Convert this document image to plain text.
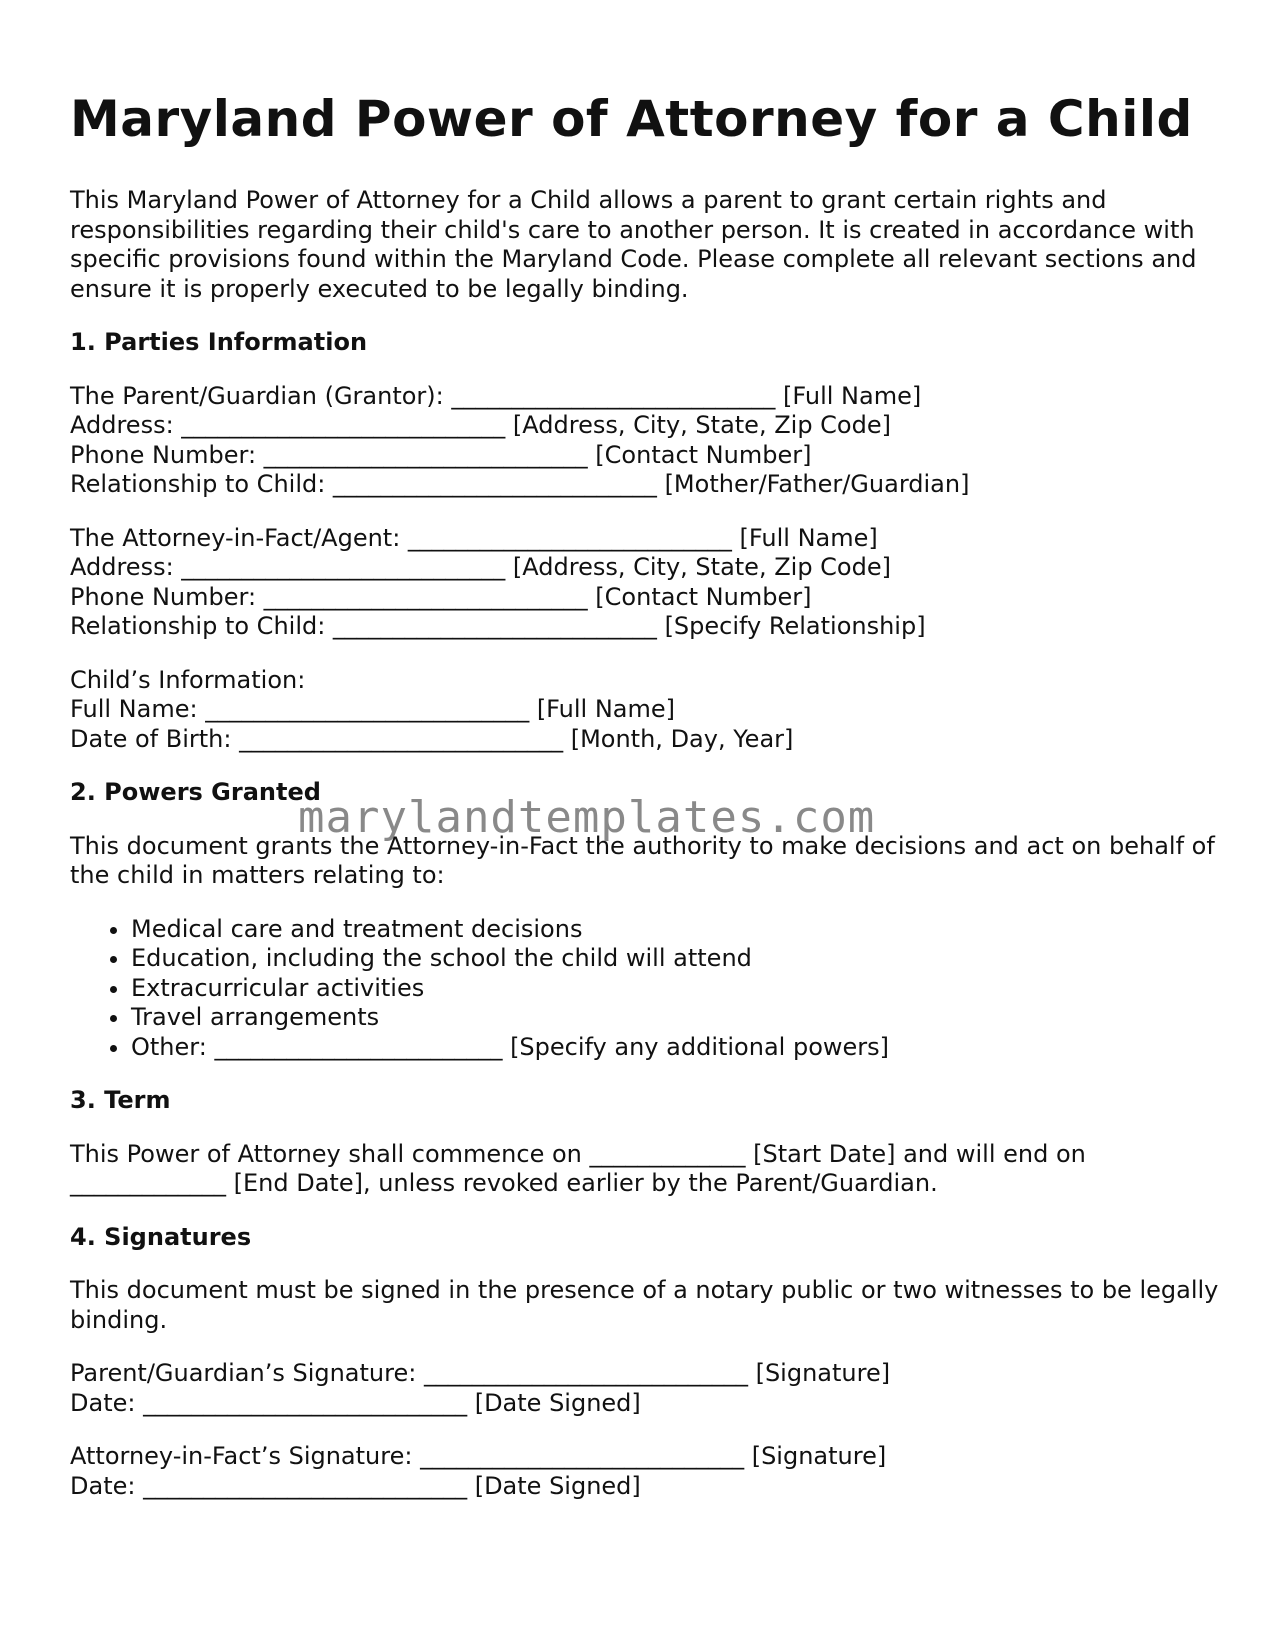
Maryland Power of Attorney for a Child

This Maryland Power of Attorney for a Child allows a parent to grant certain rights and responsibilities regarding their child's care to another person. It is created in accordance with specific provisions found within the Maryland Code. Please complete all relevant sections and ensure it is properly executed to be legally binding.

1. Parties Information
The Parent/Guardian (Grantor): ___________________________ [Full Name]
Address: ___________________________ [Address, City, State, Zip Code]
Phone Number: ___________________________ [Contact Number]
Relationship to Child: ___________________________ [Mother/Father/Guardian]
The Attorney-in-Fact/Agent: ___________________________ [Full Name]
Address: ___________________________ [Address, City, State, Zip Code]
Phone Number: ___________________________ [Contact Number]
Relationship to Child: ___________________________ [Specify Relationship]
Child’s Information:
Full Name: ___________________________ [Full Name]
Date of Birth: ___________________________ [Month, Day, Year]
2. Powers Granted

This document grants the Attorney-in-Fact the authority to make decisions and act on behalf of the child in matters relating to:

• Medical care and treatment decisions
• Education, including the school the child will attend
• Extracurricular activities
• Travel arrangements
• Other: ________________________ [Specify any additional powers]
3. Term

This Power of Attorney shall commence on _____________ [Start Date] and will end on _____________ [End Date], unless revoked earlier by the Parent/Guardian.

4. Signatures

This document must be signed in the presence of a notary public or two witnesses to be legally binding.

Parent/Guardian’s Signature: ___________________________ [Signature]
Date: ___________________________ [Date Signed]
Attorney-in-Fact’s Signature: ___________________________ [Signature]
Date: ___________________________ [Date Signed]
marylandtemplates.com
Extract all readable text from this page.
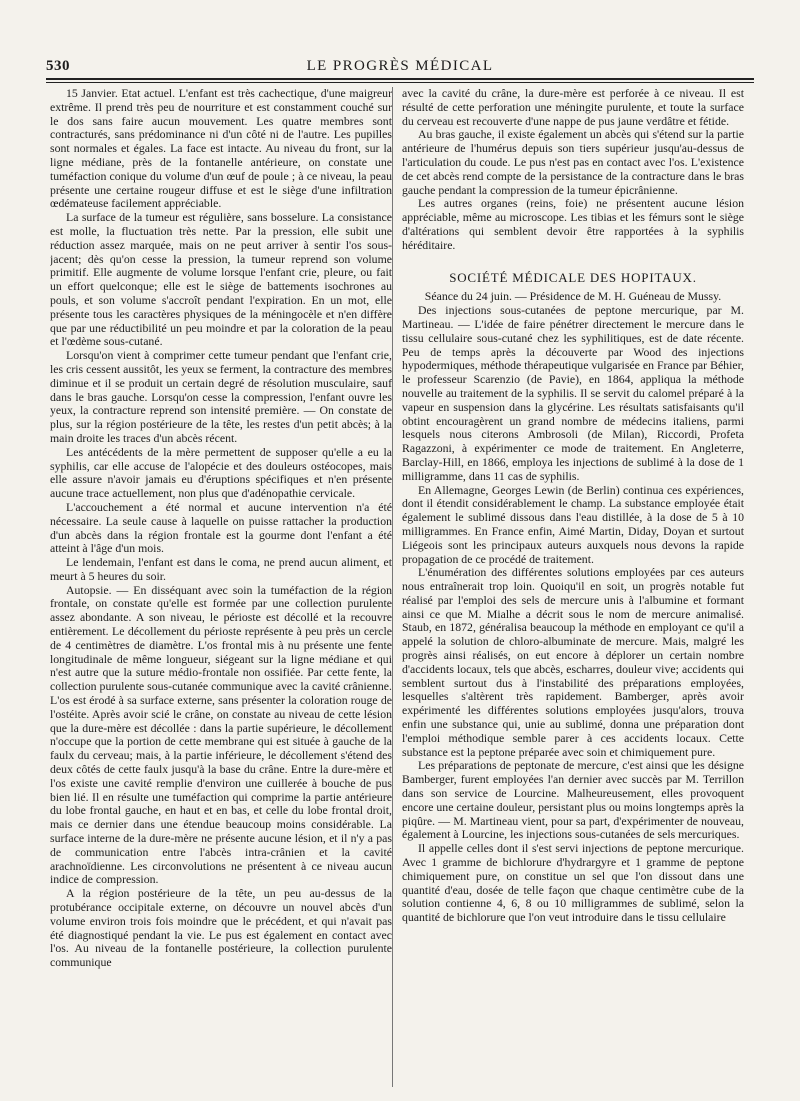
530	LE PROGRÈS MÉDICAL

15 Janvier. Etat actuel. L'enfant est très cachectique, d'une maigreur extrême. Il prend très peu de nourriture et est constamment couché sur le dos sans faire aucun mouvement. Les quatre membres sont contracturés, sans prédominance ni d'un côté ni de l'autre. Les pupilles sont normales et égales. La face est intacte. Au niveau du front, sur la ligne médiane, près de la fontanelle antérieure, on constate une tuméfaction conique du volume d'un œuf de poule ; à ce niveau, la peau présente une certaine rougeur diffuse et est le siège d'une infiltration œdémateuse facilement appréciable.

La surface de la tumeur est régulière, sans bosselure. La consistance est molle, la fluctuation très nette. Par la pression, elle subit une réduction assez marquée, mais on ne peut arriver à sentir l'os sous-jacent; dès qu'on cesse la pression, la tumeur reprend son volume primitif. Elle augmente de volume lorsque l'enfant crie, pleure, ou fait un effort quelconque; elle est le siège de battements isochrones au pouls, et son volume s'accroît pendant l'expiration. En un mot, elle présente tous les caractères physiques de la méningocèle et n'en diffère que par une réductibilité un peu moindre et par la coloration de la peau et l'œdème sous-cutané.

Lorsqu'on vient à comprimer cette tumeur pendant que l'enfant crie, les cris cessent aussitôt, les yeux se ferment, la contracture des membres diminue et il se produit un certain degré de résolution musculaire, sauf dans le bras gauche. Lorsqu'on cesse la compression, l'enfant ouvre les yeux, la contracture reprend son intensité première. — On constate de plus, sur la région postérieure de la tête, les restes d'un petit abcès; à la main droite les traces d'un abcès récent.

Les antécédents de la mère permettent de supposer qu'elle a eu la syphilis, car elle accuse de l'alopécie et des douleurs ostéocopes, mais elle assure n'avoir jamais eu d'éruptions spécifiques et n'en présente aucune trace actuellement, non plus que d'adénopathie cervicale.

L'accouchement a été normal et aucune intervention n'a été nécessaire. La seule cause à laquelle on puisse rattacher la production d'un abcès dans la région frontale est la gourme dont l'enfant a été atteint à l'âge d'un mois.

Le lendemain, l'enfant est dans le coma, ne prend aucun aliment, et meurt à 5 heures du soir.

Autopsie. — En disséquant avec soin la tuméfaction de la région frontale, on constate qu'elle est formée par une collection purulente assez abondante. A son niveau, le périoste est décollé et la recouvre entièrement. Le décollement du périoste représente à peu près un cercle de 4 centimètres de diamètre. L'os frontal mis à nu présente une fente longitudinale de même longueur, siégeant sur la ligne médiane et qui n'est autre que la suture médio-frontale non ossifiée. Par cette fente, la collection purulente sous-cutanée communique avec la cavité crânienne. L'os est érodé à sa surface externe, sans présenter la coloration rouge de l'ostéite. Après avoir scié le crâne, on constate au niveau de cette lésion que la dure-mère est décollée : dans la partie supérieure, le décollement n'occupe que la portion de cette membrane qui est située à gauche de la faulx du cerveau; mais, à la partie inférieure, le décollement s'étend des deux côtés de cette faulx jusqu'à la base du crâne. Entre la dure-mère et l'os existe une cavité remplie d'environ une cuillerée à bouche de pus bien lié. Il en résulte une tuméfaction qui comprime la partie antérieure du lobe frontal gauche, en haut et en bas, et celle du lobe frontal droit, mais ce dernier dans une étendue beaucoup moins considérable. La surface interne de la dure-mère ne présente aucune lésion, et il n'y a pas de communication entre l'abcès intra-crânien et la cavité arachnoïdienne. Les circonvolutions ne présentent à ce niveau aucun indice de compression.

A la région postérieure de la tête, un peu au-dessus de la protubérance occipitale externe, on découvre un nouvel abcès d'un volume environ trois fois moindre que le précédent, et qui n'avait pas été diagnostiqué pendant la vie. Le pus est également en contact avec l'os. Au niveau de la fontanelle postérieure, la collection purulente communique

avec la cavité du crâne, la dure-mère est perforée à ce niveau. Il est résulté de cette perforation une méningite purulente, et toute la surface du cerveau est recouverte d'une nappe de pus jaune verdâtre et fétide.

Au bras gauche, il existe également un abcès qui s'étend sur la partie antérieure de l'humérus depuis son tiers supérieur jusqu'au-dessus de l'articulation du coude. Le pus n'est pas en contact avec l'os. L'existence de cet abcès rend compte de la persistance de la contracture dans le bras gauche pendant la compression de la tumeur épicrânienne.

Les autres organes (reins, foie) ne présentent aucune lésion appréciable, même au microscope. Les tibias et les fémurs sont le siège d'altérations qui semblent devoir être rapportées à la syphilis héréditaire.

SOCIÉTÉ MÉDICALE DES HOPITAUX.

Séance du 24 juin. — Présidence de M. H. Guéneau de Mussy.

Des injections sous-cutanées de peptone mercurique, par M. Martineau. — L'idée de faire pénétrer directement le mercure dans le tissu cellulaire sous-cutané chez les syphilitiques, est de date récente. Peu de temps après la découverte par Wood des injections hypodermiques, méthode thérapeutique vulgarisée en France par Béhier, le professeur Scarenzio (de Pavie), en 1864, appliqua la méthode nouvelle au traitement de la syphilis. Il se servit du calomel préparé à la vapeur en suspension dans la glycérine. Les résultats satisfaisants qu'il obtint encouragèrent un grand nombre de médecins italiens, parmi lesquels nous citerons Ambrosoli (de Milan), Riccordi, Profeta Ragazzoni, à expérimenter ce mode de traitement. En Angleterre, Barclay-Hill, en 1866, employa les injections de sublimé à la dose de 1 milligramme, dans 11 cas de syphilis.

En Allemagne, Georges Lewin (de Berlin) continua ces expériences, dont il étendit considérablement le champ. La substance employée était également le sublimé dissous dans l'eau distillée, à la dose de 5 à 10 milligrammes. En France enfin, Aimé Martin, Diday, Doyan et surtout Liégeois sont les principaux auteurs auxquels nous devons la rapide propagation de ce procédé de traitement.

L'énumération des différentes solutions employées par ces auteurs nous entraînerait trop loin. Quoiqu'il en soit, un progrès notable fut réalisé par l'emploi des sels de mercure unis à l'albumine et formant ainsi ce que M. Mialhe a décrit sous le nom de mercure animalisé. Staub, en 1872, généralisa beaucoup la méthode en employant ce qu'il a appelé la solution de chloro-albuminate de mercure. Mais, malgré les progrès ainsi réalisés, on eut encore à déplorer un certain nombre d'accidents locaux, tels que abcès, escharres, douleur vive; accidents qui semblent surtout dus à l'instabilité des préparations employées, lesquelles s'altèrent très rapidement. Bamberger, après avoir expérimenté les différentes solutions employées jusqu'alors, trouva enfin une substance qui, unie au sublimé, donna une préparation dont l'emploi méthodique semble parer à ces accidents locaux. Cette substance est la peptone préparée avec soin et chimiquement pure.

Les préparations de peptonate de mercure, c'est ainsi que les désigne Bamberger, furent employées l'an dernier avec succès par M. Terrillon dans son service de Lourcine. Malheureusement, elles provoquent encore une certaine douleur, persistant plus ou moins longtemps après la piqûre. — M. Martineau vient, pour sa part, d'expérimenter de nouveau, également à Lourcine, les injections sous-cutanées de sels mercuriques.

Il appelle celles dont il s'est servi injections de peptone mercurique. Avec 1 gramme de bichlorure d'hydrargyre et 1 gramme de peptone chimiquement pure, on constitue un sel que l'on dissout dans une quantité d'eau, dosée de telle façon que chaque centimètre cube de la solution contienne 4, 6, 8 ou 10 milligrammes de sublimé, selon la quantité de bichlorure que l'on veut introduire dans le tissu cellulaire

■ ■ ■ ■

* [Stated task]
Every line containing the string "Name" must be listed.

* [Reply]
The Parent/Guardian (Grantor): ___________________________ [Full Name]
The Attorney-in-Fact/Agent: ___________________________ [Full Name]
Full Name: ___________________________ [Full Name]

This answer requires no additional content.